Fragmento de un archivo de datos
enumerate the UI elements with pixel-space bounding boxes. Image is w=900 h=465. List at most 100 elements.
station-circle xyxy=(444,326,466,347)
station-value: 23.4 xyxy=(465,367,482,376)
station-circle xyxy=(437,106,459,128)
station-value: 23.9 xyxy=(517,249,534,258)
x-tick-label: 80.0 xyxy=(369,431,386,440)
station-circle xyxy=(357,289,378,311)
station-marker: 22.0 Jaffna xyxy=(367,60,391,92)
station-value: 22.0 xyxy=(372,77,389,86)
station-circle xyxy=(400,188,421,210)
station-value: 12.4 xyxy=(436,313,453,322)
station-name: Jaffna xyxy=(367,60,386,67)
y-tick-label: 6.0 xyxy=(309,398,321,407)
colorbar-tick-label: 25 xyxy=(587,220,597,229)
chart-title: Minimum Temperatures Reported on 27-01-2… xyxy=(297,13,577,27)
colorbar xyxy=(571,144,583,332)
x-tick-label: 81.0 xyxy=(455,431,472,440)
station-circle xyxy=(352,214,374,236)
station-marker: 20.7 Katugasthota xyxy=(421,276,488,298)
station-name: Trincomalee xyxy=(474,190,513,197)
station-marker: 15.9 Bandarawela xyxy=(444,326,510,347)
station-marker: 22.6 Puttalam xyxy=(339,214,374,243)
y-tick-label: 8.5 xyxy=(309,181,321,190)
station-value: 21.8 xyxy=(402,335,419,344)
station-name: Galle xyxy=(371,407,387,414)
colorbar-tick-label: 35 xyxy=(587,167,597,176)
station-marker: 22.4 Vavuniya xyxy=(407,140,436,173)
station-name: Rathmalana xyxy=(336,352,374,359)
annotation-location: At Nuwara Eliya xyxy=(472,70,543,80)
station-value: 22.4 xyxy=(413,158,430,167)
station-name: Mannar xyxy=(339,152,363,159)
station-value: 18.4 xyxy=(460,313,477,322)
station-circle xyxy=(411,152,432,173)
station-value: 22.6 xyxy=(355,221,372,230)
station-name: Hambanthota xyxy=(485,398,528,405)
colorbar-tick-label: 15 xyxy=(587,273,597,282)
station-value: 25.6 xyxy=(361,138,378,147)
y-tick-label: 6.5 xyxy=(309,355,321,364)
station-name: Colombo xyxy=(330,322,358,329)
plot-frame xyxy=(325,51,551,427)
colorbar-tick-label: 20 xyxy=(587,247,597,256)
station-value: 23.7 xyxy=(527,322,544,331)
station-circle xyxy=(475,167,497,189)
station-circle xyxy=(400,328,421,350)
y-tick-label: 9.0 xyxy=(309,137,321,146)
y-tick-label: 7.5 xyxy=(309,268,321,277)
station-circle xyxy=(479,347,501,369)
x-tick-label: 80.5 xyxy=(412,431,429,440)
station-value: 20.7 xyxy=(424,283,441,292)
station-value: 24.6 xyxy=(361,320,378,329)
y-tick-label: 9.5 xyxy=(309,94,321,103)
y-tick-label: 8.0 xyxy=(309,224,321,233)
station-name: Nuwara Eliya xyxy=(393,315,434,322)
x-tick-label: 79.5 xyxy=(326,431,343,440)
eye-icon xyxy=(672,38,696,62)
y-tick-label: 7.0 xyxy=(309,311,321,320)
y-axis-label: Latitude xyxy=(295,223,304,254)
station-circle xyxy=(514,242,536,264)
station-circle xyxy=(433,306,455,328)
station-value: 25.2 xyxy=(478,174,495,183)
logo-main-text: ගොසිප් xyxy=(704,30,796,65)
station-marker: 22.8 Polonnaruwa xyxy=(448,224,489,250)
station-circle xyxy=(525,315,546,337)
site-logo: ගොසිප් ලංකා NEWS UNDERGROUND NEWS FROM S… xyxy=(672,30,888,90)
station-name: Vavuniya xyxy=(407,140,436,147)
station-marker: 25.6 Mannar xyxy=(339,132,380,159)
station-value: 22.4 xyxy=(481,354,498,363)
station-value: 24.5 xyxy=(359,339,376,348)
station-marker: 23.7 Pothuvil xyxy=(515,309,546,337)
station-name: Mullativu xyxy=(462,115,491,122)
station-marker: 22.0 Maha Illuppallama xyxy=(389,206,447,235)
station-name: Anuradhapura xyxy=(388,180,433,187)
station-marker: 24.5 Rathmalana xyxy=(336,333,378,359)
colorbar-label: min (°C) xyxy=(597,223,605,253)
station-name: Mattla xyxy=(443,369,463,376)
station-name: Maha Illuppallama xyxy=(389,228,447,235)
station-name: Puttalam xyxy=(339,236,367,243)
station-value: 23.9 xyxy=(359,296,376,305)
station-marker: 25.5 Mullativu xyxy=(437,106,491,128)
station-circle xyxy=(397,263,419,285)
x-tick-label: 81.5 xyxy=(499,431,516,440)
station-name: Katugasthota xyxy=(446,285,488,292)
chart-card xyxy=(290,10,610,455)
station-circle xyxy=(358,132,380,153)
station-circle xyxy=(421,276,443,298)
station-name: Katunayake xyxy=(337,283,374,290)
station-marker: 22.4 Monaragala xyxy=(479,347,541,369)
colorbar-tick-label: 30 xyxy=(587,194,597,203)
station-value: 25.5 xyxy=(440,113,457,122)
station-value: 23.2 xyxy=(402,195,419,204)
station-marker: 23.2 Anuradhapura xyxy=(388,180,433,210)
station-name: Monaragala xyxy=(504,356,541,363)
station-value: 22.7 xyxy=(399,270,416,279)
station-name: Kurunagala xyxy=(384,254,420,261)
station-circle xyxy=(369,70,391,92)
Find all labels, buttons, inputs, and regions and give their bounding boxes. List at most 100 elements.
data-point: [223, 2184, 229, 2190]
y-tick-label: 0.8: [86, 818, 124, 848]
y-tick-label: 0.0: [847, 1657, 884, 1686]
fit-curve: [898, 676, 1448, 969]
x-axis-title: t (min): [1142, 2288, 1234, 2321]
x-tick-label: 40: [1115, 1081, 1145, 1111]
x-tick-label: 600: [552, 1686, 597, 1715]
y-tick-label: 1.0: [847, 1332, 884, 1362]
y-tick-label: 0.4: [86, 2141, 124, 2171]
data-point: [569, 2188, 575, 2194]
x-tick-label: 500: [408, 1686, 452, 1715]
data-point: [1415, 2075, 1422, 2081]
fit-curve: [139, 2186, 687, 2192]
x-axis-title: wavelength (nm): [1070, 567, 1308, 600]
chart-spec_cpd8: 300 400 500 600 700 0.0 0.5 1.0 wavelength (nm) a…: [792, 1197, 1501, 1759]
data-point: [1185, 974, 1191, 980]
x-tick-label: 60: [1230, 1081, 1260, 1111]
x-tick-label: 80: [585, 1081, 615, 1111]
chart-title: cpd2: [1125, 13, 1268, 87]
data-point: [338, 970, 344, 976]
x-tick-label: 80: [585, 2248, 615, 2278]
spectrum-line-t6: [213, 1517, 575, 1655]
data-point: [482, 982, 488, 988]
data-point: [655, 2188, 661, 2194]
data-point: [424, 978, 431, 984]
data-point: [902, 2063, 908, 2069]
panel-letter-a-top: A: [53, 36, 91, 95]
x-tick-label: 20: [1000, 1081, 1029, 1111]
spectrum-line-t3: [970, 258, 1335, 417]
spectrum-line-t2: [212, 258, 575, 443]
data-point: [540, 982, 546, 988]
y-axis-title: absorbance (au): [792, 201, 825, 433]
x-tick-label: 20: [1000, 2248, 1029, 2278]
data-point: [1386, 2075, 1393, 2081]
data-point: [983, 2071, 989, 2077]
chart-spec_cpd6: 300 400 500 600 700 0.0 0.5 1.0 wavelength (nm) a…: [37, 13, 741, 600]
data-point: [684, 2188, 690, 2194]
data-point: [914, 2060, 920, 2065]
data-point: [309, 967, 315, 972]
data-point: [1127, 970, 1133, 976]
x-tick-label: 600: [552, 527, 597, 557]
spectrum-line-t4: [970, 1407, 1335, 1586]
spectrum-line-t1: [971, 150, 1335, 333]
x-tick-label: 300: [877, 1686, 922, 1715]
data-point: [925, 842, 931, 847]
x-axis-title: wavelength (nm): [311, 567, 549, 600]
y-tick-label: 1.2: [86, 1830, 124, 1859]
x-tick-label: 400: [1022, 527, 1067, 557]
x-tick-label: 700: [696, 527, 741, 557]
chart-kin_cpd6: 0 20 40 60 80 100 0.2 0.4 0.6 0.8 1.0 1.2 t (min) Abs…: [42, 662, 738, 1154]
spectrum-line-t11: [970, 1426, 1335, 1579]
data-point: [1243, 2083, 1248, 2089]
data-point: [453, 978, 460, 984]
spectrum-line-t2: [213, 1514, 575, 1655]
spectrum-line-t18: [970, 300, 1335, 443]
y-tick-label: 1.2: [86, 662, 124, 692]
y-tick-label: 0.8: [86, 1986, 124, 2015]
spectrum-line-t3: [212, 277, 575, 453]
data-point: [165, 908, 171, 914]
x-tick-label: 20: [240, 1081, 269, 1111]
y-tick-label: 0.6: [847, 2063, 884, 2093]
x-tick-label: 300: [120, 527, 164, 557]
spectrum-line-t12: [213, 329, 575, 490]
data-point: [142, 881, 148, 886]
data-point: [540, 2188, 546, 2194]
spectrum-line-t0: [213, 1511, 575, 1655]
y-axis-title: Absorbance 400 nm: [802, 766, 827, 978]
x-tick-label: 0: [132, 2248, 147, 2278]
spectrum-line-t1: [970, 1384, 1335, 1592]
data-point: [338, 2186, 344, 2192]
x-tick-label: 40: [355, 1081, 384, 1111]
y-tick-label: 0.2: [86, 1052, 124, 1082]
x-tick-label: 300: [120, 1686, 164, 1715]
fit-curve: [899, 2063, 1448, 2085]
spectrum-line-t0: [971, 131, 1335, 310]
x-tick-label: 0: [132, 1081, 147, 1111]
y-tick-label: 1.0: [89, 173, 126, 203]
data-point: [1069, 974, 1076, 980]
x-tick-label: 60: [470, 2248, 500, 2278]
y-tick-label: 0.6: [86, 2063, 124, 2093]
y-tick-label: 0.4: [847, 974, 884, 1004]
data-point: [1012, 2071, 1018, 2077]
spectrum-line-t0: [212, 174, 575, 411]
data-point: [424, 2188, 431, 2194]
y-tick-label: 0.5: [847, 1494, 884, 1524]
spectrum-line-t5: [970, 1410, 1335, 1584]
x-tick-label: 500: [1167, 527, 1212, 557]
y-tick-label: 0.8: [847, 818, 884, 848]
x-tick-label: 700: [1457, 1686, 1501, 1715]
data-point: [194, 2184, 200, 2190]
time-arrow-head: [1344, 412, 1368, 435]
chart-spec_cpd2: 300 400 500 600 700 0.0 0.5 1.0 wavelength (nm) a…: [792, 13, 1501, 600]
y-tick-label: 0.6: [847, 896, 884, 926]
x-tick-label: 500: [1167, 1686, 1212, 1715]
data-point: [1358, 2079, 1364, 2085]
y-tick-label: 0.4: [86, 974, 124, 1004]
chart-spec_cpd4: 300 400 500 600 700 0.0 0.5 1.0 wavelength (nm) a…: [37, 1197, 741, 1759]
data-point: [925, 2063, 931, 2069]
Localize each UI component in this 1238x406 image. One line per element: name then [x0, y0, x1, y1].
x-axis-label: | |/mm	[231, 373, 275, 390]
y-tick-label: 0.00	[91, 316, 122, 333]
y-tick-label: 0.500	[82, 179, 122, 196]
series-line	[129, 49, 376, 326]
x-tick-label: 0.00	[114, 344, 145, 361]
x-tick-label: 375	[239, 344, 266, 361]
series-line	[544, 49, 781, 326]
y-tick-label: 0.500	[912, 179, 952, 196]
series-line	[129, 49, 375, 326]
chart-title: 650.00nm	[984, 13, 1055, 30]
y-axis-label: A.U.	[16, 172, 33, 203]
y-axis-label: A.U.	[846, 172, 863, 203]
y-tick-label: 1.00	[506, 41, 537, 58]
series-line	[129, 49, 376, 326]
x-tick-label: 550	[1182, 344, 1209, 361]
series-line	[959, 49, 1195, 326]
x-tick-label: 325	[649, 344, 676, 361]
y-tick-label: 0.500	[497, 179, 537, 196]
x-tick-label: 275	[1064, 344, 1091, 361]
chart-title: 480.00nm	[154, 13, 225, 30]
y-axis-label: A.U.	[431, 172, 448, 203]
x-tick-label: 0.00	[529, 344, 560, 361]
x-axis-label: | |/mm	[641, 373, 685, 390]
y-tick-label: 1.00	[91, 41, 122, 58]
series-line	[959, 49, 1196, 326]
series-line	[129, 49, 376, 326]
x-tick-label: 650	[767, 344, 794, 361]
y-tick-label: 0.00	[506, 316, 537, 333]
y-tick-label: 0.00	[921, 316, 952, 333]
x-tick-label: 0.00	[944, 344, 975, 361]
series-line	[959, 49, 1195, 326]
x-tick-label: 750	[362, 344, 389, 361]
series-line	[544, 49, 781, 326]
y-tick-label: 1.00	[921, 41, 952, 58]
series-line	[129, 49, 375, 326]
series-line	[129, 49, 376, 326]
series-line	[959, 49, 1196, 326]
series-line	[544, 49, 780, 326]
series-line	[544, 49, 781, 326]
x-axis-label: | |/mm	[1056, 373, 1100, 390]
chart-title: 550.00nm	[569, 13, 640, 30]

* OBJETIVO
Modifica el tramo del listado que va desde su comienzo hasta la línea que contiene "station-value: 22.6 xyxy=(355,221,372,230)", ambas incluidas, sustituyendo "station-circle" por "station-point" y dejando todo lo demás intacto.

* RESPUESTA
enumerate the UI elements with pixel-space bounding boxes. Image is w=900 h=465. List at most 100 elements.
station-point xyxy=(444,326,466,347)
station-value: 23.4 xyxy=(465,367,482,376)
station-point xyxy=(437,106,459,128)
station-value: 23.9 xyxy=(517,249,534,258)
x-tick-label: 80.0 xyxy=(369,431,386,440)
station-point xyxy=(357,289,378,311)
station-marker: 22.0 Jaffna xyxy=(367,60,391,92)
station-value: 22.0 xyxy=(372,77,389,86)
station-point xyxy=(400,188,421,210)
station-value: 12.4 xyxy=(436,313,453,322)
station-name: Jaffna xyxy=(367,60,386,67)
y-tick-label: 6.0 xyxy=(309,398,321,407)
colorbar-tick-label: 25 xyxy=(587,220,597,229)
chart-title: Minimum Temperatures Reported on 27-01-2… xyxy=(297,13,577,27)
colorbar xyxy=(571,144,583,332)
x-tick-label: 81.0 xyxy=(455,431,472,440)
station-point xyxy=(352,214,374,236)
station-marker: 20.7 Katugasthota xyxy=(421,276,488,298)
station-name: Trincomalee xyxy=(474,190,513,197)
station-marker: 15.9 Bandarawela xyxy=(444,326,510,347)
station-marker: 22.6 Puttalam xyxy=(339,214,374,243)
y-tick-label: 8.5 xyxy=(309,181,321,190)
station-value: 21.8 xyxy=(402,335,419,344)
station-name: Galle xyxy=(371,407,387,414)
colorbar-tick-label: 35 xyxy=(587,167,597,176)
station-marker: 22.4 Vavuniya xyxy=(407,140,436,173)
station-name: Rathmalana xyxy=(336,352,374,359)
annotation-location: At Nuwara Eliya xyxy=(472,70,543,80)
station-value: 22.4 xyxy=(413,158,430,167)
station-name: Mannar xyxy=(339,152,363,159)
station-value: 18.4 xyxy=(460,313,477,322)
station-point xyxy=(411,152,432,173)
station-value: 22.6 xyxy=(355,221,372,230)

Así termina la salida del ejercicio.